## Start

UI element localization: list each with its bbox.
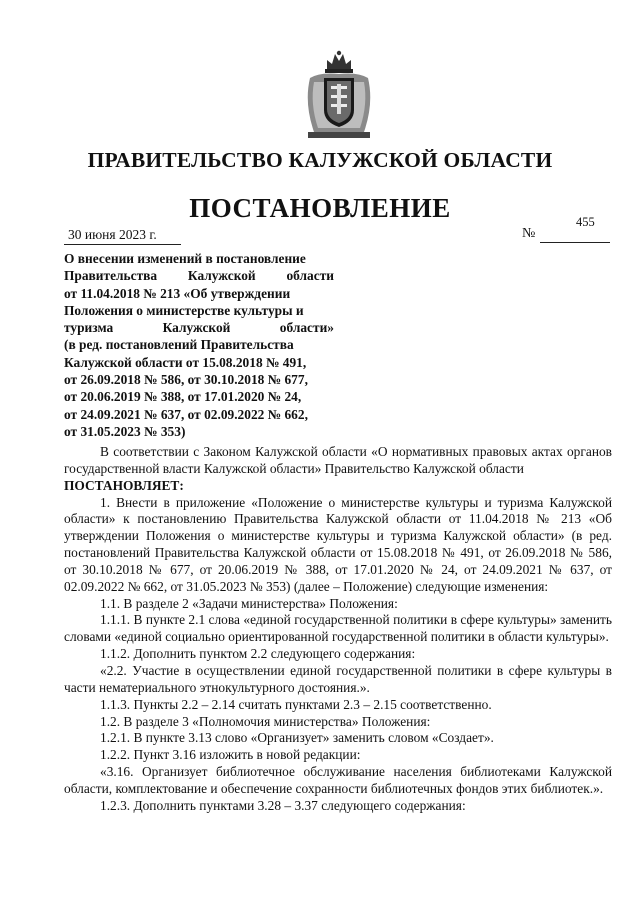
body-paragraph: 1.1. В разделе 2 «Задачи министерства» Положения: [100,595,398,611]
document-date: 30 июня 2023 г. [64,227,181,245]
body-paragraph: 1.2. В разделе 3 «Полномочия министерства» Положения: [100,713,431,729]
document-type: ПОСТАНОВЛЕНИЕ [189,193,451,223]
subject-line: от 24.09.2021 № 637, от 02.09.2022 № 662, [64,406,308,422]
subject-line: (в ред. постановлений Правительства [64,337,294,353]
body-paragraph: 1.2.2. Пункт 3.16 изложить в новой редакции: [100,747,361,763]
number-underline [540,242,610,243]
body-paragraph: 1.1.1. В пункте 2.1 слова «единой государственной политики в сфере культуры» заменить словами «единой социально ориентированной государственной политики в области культуры». [64,612,612,645]
number-sign: № [522,226,536,241]
subject-line: туризма Калужской области» [64,320,334,336]
document-number: 455 [576,215,595,229]
subject-line: от 20.06.2019 № 388, от 17.01.2020 № 24, [64,389,302,405]
subject-line: О внесении изменений в постановление [64,251,306,266]
coat-of-arms-icon [300,48,378,140]
subject-line: от 26.09.2018 № 586, от 30.10.2018 № 677, [64,372,308,388]
subject-line: Правительства Калужской области [64,268,334,284]
subject-line: от 11.04.2018 № 213 «Об утверждении [64,285,291,301]
preamble-paragraph: В соответствии с Законом Калужской области «О нормативных правовых актах органов государственной власти Калужской области» Правительство Калужской области [64,444,612,476]
body-paragraph: 1.2.3. Дополнить пунктами 3.28 – 3.37 следующего содержания: [100,797,466,813]
body-paragraph: «3.16. Организует библиотечное обслуживание населения библиотеками Калужской области, комплектование и обеспечение сохранности библиотечных фондов этих библиотек.». [64,764,612,796]
subject-line: Положения о министерстве культуры и [64,302,304,318]
body-paragraph: 1. Внести в приложение «Положение о министерстве культуры и туризма Калужской области» к постановлению Правительства Калужской области от 11.04.2018 № 213 «Об утверждении Положения о министерстве культуры и туризма Калужской области» (в ред. постановлений Правительства Калужской области от 15.08.2018 № 491, от 26.09.2018 № 586, от 30.10.2018 № 677, от 20.06.2019 № 388, от 17.01.2020 № 24, от 24.09.2021 № 637, от 02.09.2022 № 662, от 31.05.2023 № 353) (далее – Положение) следующие изменения: [64,494,612,594]
body-paragraph: 1.1.3. Пункты 2.2 – 2.14 считать пунктами 2.3 – 2.15 соответственно. [100,696,492,712]
decree-word: ПОСТАНОВЛЯЕТ: [64,477,184,493]
government-title: ПРАВИТЕЛЬСТВО КАЛУЖСКОЙ ОБЛАСТИ [87,148,553,172]
subject-line: Калужской области от 15.08.2018 № 491, [64,354,307,370]
document-subject [64,250,334,440]
body-paragraph: «2.2. Участие в осуществлении единой государственной политики в сфере культуры в части нематериального этнокультурного достояния.». [64,662,612,695]
document-body [64,444,612,815]
subject-line: от 31.05.2023 № 353) [64,423,186,439]
body-paragraph: 1.2.1. В пункте 3.13 слово «Организует» заменить словом «Создает». [100,730,494,746]
body-paragraph: 1.1.2. Дополнить пунктом 2.2 следующего содержания: [100,646,416,662]
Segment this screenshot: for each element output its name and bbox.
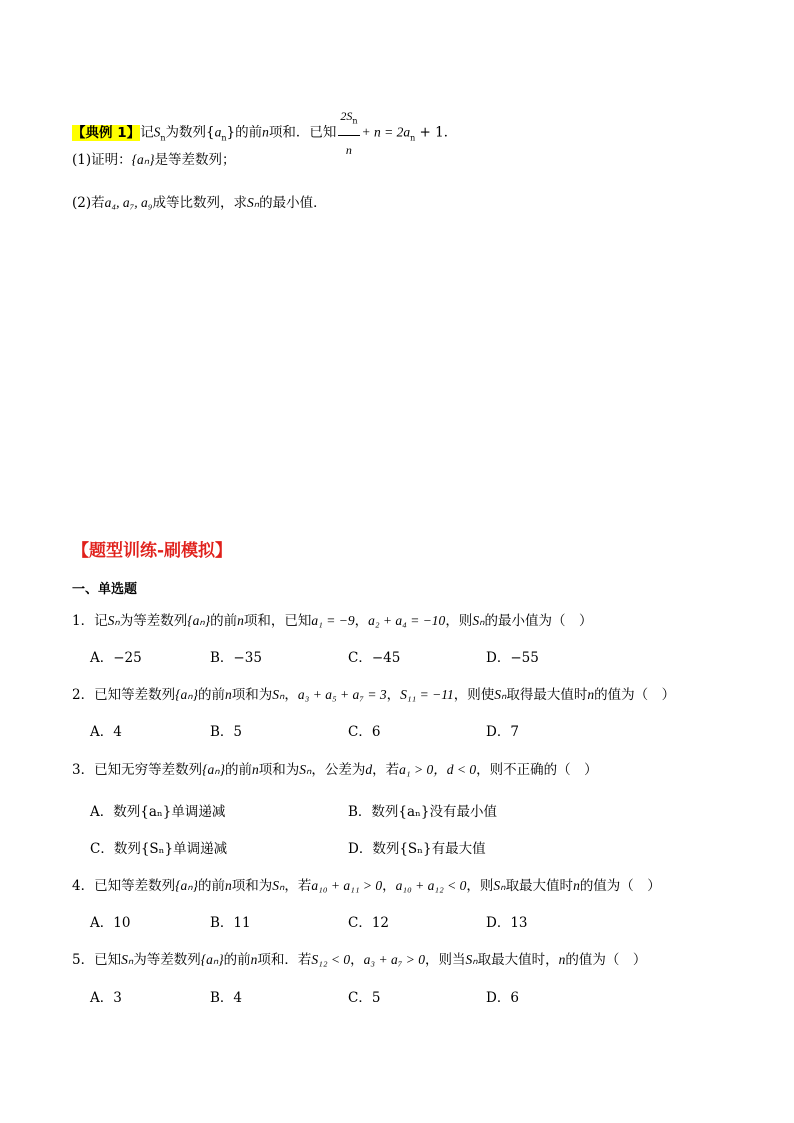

## End

• Task goal
Copy every row above word for word, leaving out the pictures.

• Answer to this problem
UI element localization: list each with its bbox.
body-paragraph: 1.1. В разделе 2 «Задачи министерства» Положения: [100,595,398,611]
document-date: 30 июня 2023 г. [64,227,181,245]
body-paragraph: 1.2. В разделе 3 «Полномочия министерства» Положения: [100,713,431,729]
document-type: ПОСТАНОВЛЕНИЕ [189,193,451,223]
subject-line: от 24.09.2021 № 637, от 02.09.2022 № 662, [64,406,308,422]
subject-line: (в ред. постановлений Правительства [64,337,294,353]
body-paragraph: 1.2.2. Пункт 3.16 изложить в новой редакции: [100,747,361,763]
number-underline [540,242,610,243]
body-paragraph: 1.1.1. В пункте 2.1 слова «единой государственной политики в сфере культуры» заменить словами «единой социально ориентированной государственной политики в области культуры». [64,612,612,645]
number-sign: № [522,226,536,241]
subject-line: туризма Калужской области» [64,320,334,336]
document-number: 455 [576,215,595,229]
subject-line: от 20.06.2019 № 388, от 17.01.2020 № 24, [64,389,302,405]
subject-line: О внесении изменений в постановление [64,251,306,266]
coat-of-arms-icon [300,48,378,140]
subject-line: от 26.09.2018 № 586, от 30.10.2018 № 677, [64,372,308,388]
subject-line: Правительства Калужской области [64,268,334,284]
subject-line: от 11.04.2018 № 213 «Об утверждении [64,285,291,301]
preamble-paragraph: В соответствии с Законом Калужской области «О нормативных правовых актах органов государственной власти Калужской области» Правительство Калужской области [64,444,612,476]
body-paragraph: 1.2.3. Дополнить пунктами 3.28 – 3.37 следующего содержания: [100,797,466,813]
body-paragraph: «3.16. Организует библиотечное обслуживание населения библиотеками Калужской области, комплектование и обеспечение сохранности библиотечных фондов этих библиотек.». [64,764,612,796]
subject-line: Положения о министерстве культуры и [64,302,304,318]
body-paragraph: 1. Внести в приложение «Положение о министерстве культуры и туризма Калужской области» к постановлению Правительства Калужской области от 11.04.2018 № 213 «Об утверждении Положения о министерстве культуры и туризма Калужской области» (в ред. постановлений Правительства Калужской области от 15.08.2018 № 491, от 26.09.2018 № 586, от 30.10.2018 № 677, от 20.06.2019 № 388, от 17.01.2020 № 24, от 24.09.2021 № 637, от 02.09.2022 № 662, от 31.05.2023 № 353) (далее – Положение) следующие изменения: [64,494,612,594]
body-paragraph: 1.1.3. Пункты 2.2 – 2.14 считать пунктами 2.3 – 2.15 соответственно. [100,696,492,712]
decree-word: ПОСТАНОВЛЯЕТ: [64,477,184,493]
government-title: ПРАВИТЕЛЬСТВО КАЛУЖСКОЙ ОБЛАСТИ [87,148,553,172]
subject-line: Калужской области от 15.08.2018 № 491, [64,354,307,370]
document-subject [64,250,334,440]
body-paragraph: «2.2. Участие в осуществлении единой государственной политики в сфере культуры в части нематериального этнокультурного достояния.». [64,662,612,695]
document-body [64,444,612,815]
subject-line: от 31.05.2023 № 353) [64,423,186,439]
body-paragraph: 1.2.1. В пункте 3.13 слово «Организует» заменить словом «Создает». [100,730,494,746]
body-paragraph: 1.1.2. Дополнить пунктом 2.2 следующего содержания: [100,646,416,662]
Segment this screenshot: for each element output its name and bbox.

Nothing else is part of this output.